— Start —
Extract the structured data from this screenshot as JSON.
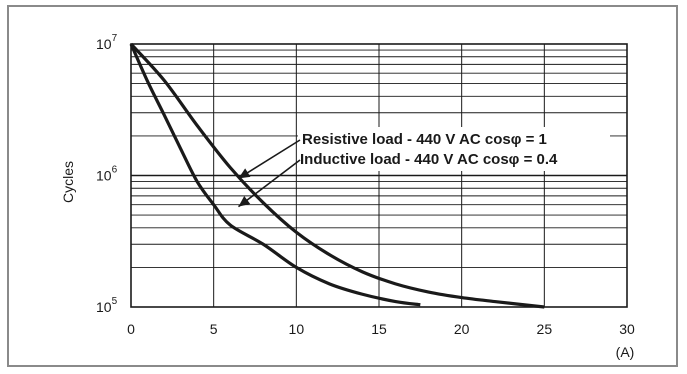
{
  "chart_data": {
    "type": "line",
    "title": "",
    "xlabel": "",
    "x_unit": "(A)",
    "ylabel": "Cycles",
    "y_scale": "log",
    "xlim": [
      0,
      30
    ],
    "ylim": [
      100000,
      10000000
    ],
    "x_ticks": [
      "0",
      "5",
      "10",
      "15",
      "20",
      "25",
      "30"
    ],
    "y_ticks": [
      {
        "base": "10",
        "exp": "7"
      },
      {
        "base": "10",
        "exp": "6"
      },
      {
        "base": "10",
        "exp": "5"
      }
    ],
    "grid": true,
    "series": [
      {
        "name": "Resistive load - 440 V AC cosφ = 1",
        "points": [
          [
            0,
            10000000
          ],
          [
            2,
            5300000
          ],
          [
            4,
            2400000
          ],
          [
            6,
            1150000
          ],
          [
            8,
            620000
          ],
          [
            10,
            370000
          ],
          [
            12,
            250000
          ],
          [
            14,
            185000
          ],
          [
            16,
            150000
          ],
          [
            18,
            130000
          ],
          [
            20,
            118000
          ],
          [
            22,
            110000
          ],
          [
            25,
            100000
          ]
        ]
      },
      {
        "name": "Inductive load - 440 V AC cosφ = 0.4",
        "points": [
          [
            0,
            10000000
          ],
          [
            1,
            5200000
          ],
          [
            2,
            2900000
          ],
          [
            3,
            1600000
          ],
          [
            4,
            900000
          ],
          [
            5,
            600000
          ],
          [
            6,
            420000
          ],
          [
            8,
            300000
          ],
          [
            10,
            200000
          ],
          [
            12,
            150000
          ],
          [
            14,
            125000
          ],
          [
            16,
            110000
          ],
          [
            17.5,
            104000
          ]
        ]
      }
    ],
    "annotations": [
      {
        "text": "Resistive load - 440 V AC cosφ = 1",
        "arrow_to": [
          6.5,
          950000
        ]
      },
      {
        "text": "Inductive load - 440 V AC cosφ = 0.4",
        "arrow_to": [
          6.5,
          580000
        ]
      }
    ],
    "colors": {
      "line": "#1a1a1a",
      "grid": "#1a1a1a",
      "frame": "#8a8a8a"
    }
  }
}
— End —
Look through the entries above. Extract each line with the word "Inductive".

→ **FULL SOLUTION**
        "name": "Inductive load - 440 V AC cosφ = 0.4",
        "text": "Inductive load - 440 V AC cosφ = 0.4",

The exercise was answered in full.